Will you write out all the entries below exactly?

** start of INFORMATION GIVEN **

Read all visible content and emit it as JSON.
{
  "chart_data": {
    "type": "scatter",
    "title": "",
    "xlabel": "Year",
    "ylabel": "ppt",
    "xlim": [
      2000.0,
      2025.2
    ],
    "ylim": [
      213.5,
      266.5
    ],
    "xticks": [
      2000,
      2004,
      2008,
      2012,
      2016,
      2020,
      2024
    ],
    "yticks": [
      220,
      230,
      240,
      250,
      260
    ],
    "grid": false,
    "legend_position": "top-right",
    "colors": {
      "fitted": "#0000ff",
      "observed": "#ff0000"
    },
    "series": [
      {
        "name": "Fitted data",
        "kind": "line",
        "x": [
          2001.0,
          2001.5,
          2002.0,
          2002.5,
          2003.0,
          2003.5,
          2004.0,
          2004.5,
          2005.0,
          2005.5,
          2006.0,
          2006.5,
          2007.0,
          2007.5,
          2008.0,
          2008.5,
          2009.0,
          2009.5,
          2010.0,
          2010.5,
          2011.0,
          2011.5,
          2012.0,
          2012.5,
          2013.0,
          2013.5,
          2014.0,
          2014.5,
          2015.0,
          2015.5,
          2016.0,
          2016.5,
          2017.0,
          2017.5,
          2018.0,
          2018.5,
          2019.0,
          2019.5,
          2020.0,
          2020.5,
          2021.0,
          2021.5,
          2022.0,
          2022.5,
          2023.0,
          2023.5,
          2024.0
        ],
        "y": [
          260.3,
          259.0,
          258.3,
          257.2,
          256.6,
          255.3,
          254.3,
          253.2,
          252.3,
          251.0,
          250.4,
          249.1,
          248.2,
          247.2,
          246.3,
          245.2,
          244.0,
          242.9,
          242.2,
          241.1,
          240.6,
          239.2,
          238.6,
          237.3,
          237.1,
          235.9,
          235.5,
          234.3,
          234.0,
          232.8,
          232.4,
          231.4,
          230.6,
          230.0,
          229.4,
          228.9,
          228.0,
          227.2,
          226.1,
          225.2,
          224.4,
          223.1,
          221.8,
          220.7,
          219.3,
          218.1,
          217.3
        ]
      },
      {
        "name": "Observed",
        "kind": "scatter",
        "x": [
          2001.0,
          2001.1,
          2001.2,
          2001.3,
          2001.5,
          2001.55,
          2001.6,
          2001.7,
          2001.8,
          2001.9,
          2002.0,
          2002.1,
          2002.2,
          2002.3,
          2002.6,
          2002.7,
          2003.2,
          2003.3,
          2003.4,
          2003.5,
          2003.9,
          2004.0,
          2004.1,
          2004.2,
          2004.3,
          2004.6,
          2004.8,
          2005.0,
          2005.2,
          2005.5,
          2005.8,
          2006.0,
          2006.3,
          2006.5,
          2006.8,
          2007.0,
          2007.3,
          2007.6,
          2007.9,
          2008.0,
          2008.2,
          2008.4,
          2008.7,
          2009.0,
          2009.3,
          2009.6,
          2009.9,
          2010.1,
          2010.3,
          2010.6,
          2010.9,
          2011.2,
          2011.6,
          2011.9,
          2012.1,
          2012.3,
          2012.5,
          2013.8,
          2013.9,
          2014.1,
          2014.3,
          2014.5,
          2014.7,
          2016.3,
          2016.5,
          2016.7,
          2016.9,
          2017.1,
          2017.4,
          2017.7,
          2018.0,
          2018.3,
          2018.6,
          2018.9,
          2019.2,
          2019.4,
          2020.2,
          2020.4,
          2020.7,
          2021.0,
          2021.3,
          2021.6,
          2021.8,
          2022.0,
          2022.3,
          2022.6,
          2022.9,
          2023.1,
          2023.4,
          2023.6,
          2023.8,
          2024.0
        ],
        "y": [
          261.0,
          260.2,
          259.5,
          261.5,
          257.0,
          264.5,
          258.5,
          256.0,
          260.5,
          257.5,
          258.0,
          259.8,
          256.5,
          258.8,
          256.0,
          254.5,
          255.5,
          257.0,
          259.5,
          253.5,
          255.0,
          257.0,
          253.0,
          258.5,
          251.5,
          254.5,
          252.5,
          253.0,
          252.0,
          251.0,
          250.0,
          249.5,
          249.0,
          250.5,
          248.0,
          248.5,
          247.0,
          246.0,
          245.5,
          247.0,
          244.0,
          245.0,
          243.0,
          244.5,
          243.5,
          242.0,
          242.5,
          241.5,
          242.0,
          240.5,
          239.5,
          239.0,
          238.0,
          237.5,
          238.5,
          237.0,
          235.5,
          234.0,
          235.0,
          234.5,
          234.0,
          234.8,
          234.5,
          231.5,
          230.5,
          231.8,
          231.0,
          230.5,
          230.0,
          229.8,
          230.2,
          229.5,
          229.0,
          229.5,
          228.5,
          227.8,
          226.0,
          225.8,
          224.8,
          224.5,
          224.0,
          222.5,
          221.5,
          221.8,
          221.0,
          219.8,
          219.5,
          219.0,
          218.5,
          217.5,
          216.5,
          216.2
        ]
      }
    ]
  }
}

** end of INFORMATION GIVEN **

EXERCISE OUTPUT:
Read all visible content and emit it as JSON.
{
  "chart_data": {
    "type": "scatter",
    "title": "",
    "xlabel": "Year",
    "ylabel": "ppt",
    "xlim": [
      2000.0,
      2025.2
    ],
    "ylim": [
      213.5,
      266.5
    ],
    "xticks": [
      2000,
      2004,
      2008,
      2012,
      2016,
      2020,
      2024
    ],
    "yticks": [
      220,
      230,
      240,
      250,
      260
    ],
    "grid": false,
    "legend_position": "top-right",
    "colors": {
      "fitted": "#0000ff",
      "observed": "#ff0000"
    },
    "series": [
      {
        "name": "Fitted data",
        "kind": "line",
        "x": [
          2001.0,
          2001.5,
          2002.0,
          2002.5,
          2003.0,
          2003.5,
          2004.0,
          2004.5,
          2005.0,
          2005.5,
          2006.0,
          2006.5,
          2007.0,
          2007.5,
          2008.0,
          2008.5,
          2009.0,
          2009.5,
          2010.0,
          2010.5,
          2011.0,
          2011.5,
          2012.0,
          2012.5,
          2013.0,
          2013.5,
          2014.0,
          2014.5,
          2015.0,
          2015.5,
          2016.0,
          2016.5,
          2017.0,
          2017.5,
          2018.0,
          2018.5,
          2019.0,
          2019.5,
          2020.0,
          2020.5,
          2021.0,
          2021.5,
          2022.0,
          2022.5,
          2023.0,
          2023.5,
          2024.0
        ],
        "y": [
          260.3,
          259.0,
          258.3,
          257.2,
          256.6,
          255.3,
          254.3,
          253.2,
          252.3,
          251.0,
          250.4,
          249.1,
          248.2,
          247.2,
          246.3,
          245.2,
          244.0,
          242.9,
          242.2,
          241.1,
          240.6,
          239.2,
          238.6,
          237.3,
          237.1,
          235.9,
          235.5,
          234.3,
          234.0,
          232.8,
          232.4,
          231.4,
          230.6,
          230.0,
          229.4,
          228.9,
          228.0,
          227.2,
          226.1,
          225.2,
          224.4,
          223.1,
          221.8,
          220.7,
          219.3,
          218.1,
          217.3
        ]
      },
      {
        "name": "Observed",
        "kind": "scatter",
        "x": [
          2001.0,
          2001.1,
          2001.2,
          2001.3,
          2001.5,
          2001.55,
          2001.6,
          2001.7,
          2001.8,
          2001.9,
          2002.0,
          2002.1,
          2002.2,
          2002.3,
          2002.6,
          2002.7,
          2003.2,
          2003.3,
          2003.4,
          2003.5,
          2003.9,
          2004.0,
          2004.1,
          2004.2,
          2004.3,
          2004.6,
          2004.8,
          2005.0,
          2005.2,
          2005.5,
          2005.8,
          2006.0,
          2006.3,
          2006.5,
          2006.8,
          2007.0,
          2007.3,
          2007.6,
          2007.9,
          2008.0,
          2008.2,
          2008.4,
          2008.7,
          2009.0,
          2009.3,
          2009.6,
          2009.9,
          2010.1,
          2010.3,
          2010.6,
          2010.9,
          2011.2,
          2011.6,
          2011.9,
          2012.1,
          2012.3,
          2012.5,
          2013.8,
          2013.9,
          2014.1,
          2014.3,
          2014.5,
          2014.7,
          2016.3,
          2016.5,
          2016.7,
          2016.9,
          2017.1,
          2017.4,
          2017.7,
          2018.0,
          2018.3,
          2018.6,
          2018.9,
          2019.2,
          2019.4,
          2020.2,
          2020.4,
          2020.7,
          2021.0,
          2021.3,
          2021.6,
          2021.8,
          2022.0,
          2022.3,
          2022.6,
          2022.9,
          2023.1,
          2023.4,
          2023.6,
          2023.8,
          2024.0
        ],
        "y": [
          261.0,
          260.2,
          259.5,
          261.5,
          257.0,
          264.5,
          258.5,
          256.0,
          260.5,
          257.5,
          258.0,
          259.8,
          256.5,
          258.8,
          256.0,
          254.5,
          255.5,
          257.0,
          259.5,
          253.5,
          255.0,
          257.0,
          253.0,
          258.5,
          251.5,
          254.5,
          252.5,
          253.0,
          252.0,
          251.0,
          250.0,
          249.5,
          249.0,
          250.5,
          248.0,
          248.5,
          247.0,
          246.0,
          245.5,
          247.0,
          244.0,
          245.0,
          243.0,
          244.5,
          243.5,
          242.0,
          242.5,
          241.5,
          242.0,
          240.5,
          239.5,
          239.0,
          238.0,
          237.5,
          238.5,
          237.0,
          235.5,
          234.0,
          235.0,
          234.5,
          234.0,
          234.8,
          234.5,
          231.5,
          230.5,
          231.8,
          231.0,
          230.5,
          230.0,
          229.8,
          230.2,
          229.5,
          229.0,
          229.5,
          228.5,
          227.8,
          226.0,
          225.8,
          224.8,
          224.5,
          224.0,
          222.5,
          221.5,
          221.8,
          221.0,
          219.8,
          219.5,
          219.0,
          218.5,
          217.5,
          216.5,
          216.2
        ]
      }
    ]
  }
}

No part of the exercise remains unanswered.